(Records for the exercise):
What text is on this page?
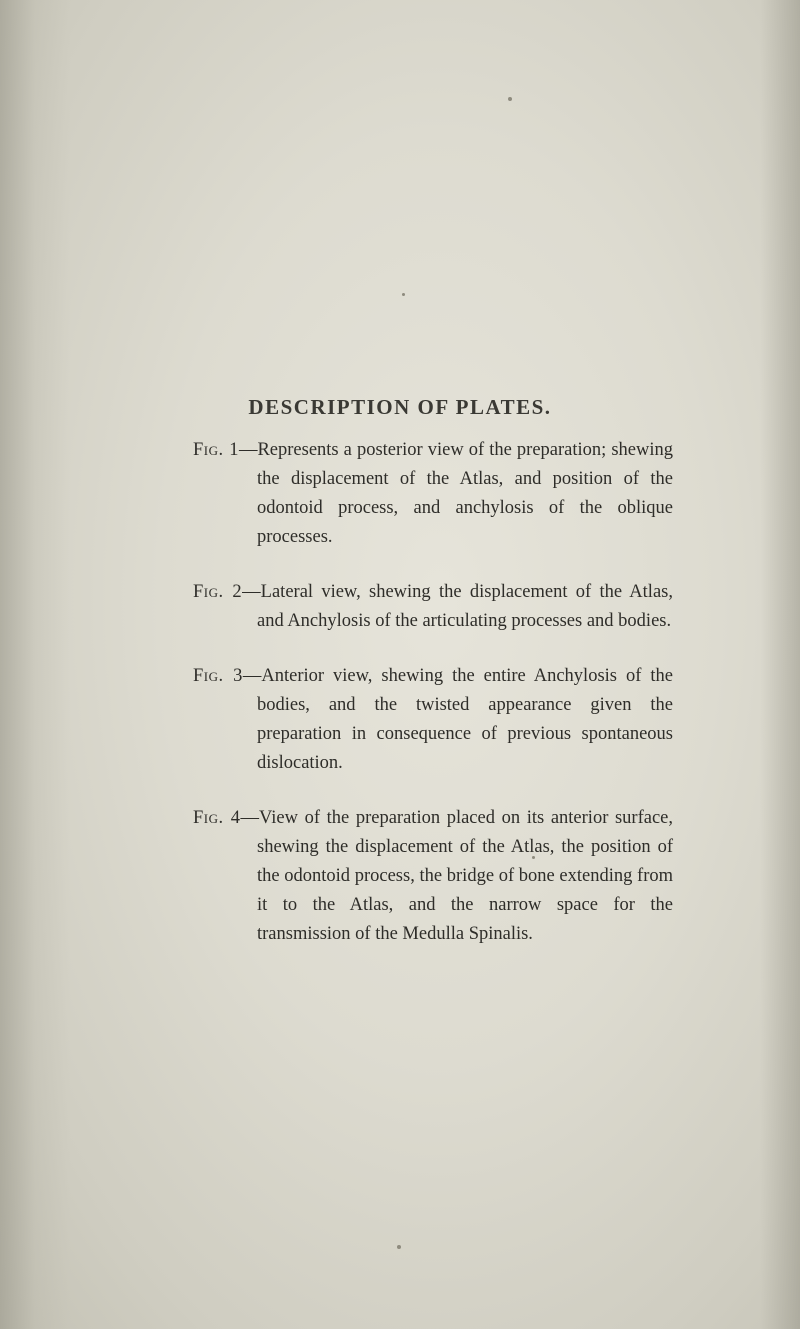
DESCRIPTION OF PLATES.
Fig. 1—Represents a posterior view of the preparation; shewing the displacement of the Atlas, and position of the odontoid process, and anchylosis of the oblique processes.
Fig. 2—Lateral view, shewing the displacement of the Atlas, and Anchylosis of the articulating processes and bodies.
Fig. 3—Anterior view, shewing the entire Anchylosis of the bodies, and the twisted appearance given the preparation in consequence of previous spontaneous dislocation.
Fig. 4—View of the preparation placed on its anterior surface, shewing the displacement of the Atlas, the position of the odontoid process, the bridge of bone extending from it to the Atlas, and the narrow space for the transmission of the Medulla Spinalis.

(Given request):
All preceding records should be duplicated verbatim, images excepted.

(Solution for this problem):
What text is on this page?
DESCRIPTION OF PLATES.
Fig. 1—Represents a posterior view of the preparation; shewing the displacement of the Atlas, and position of the odontoid process, and anchylosis of the oblique processes.
Fig. 2—Lateral view, shewing the displacement of the Atlas, and Anchylosis of the articulating processes and bodies.
Fig. 3—Anterior view, shewing the entire Anchylosis of the bodies, and the twisted appearance given the preparation in consequence of previous spontaneous dislocation.
Fig. 4—View of the preparation placed on its anterior surface, shewing the displacement of the Atlas, the position of the odontoid process, the bridge of bone extending from it to the Atlas, and the narrow space for the transmission of the Medulla Spinalis.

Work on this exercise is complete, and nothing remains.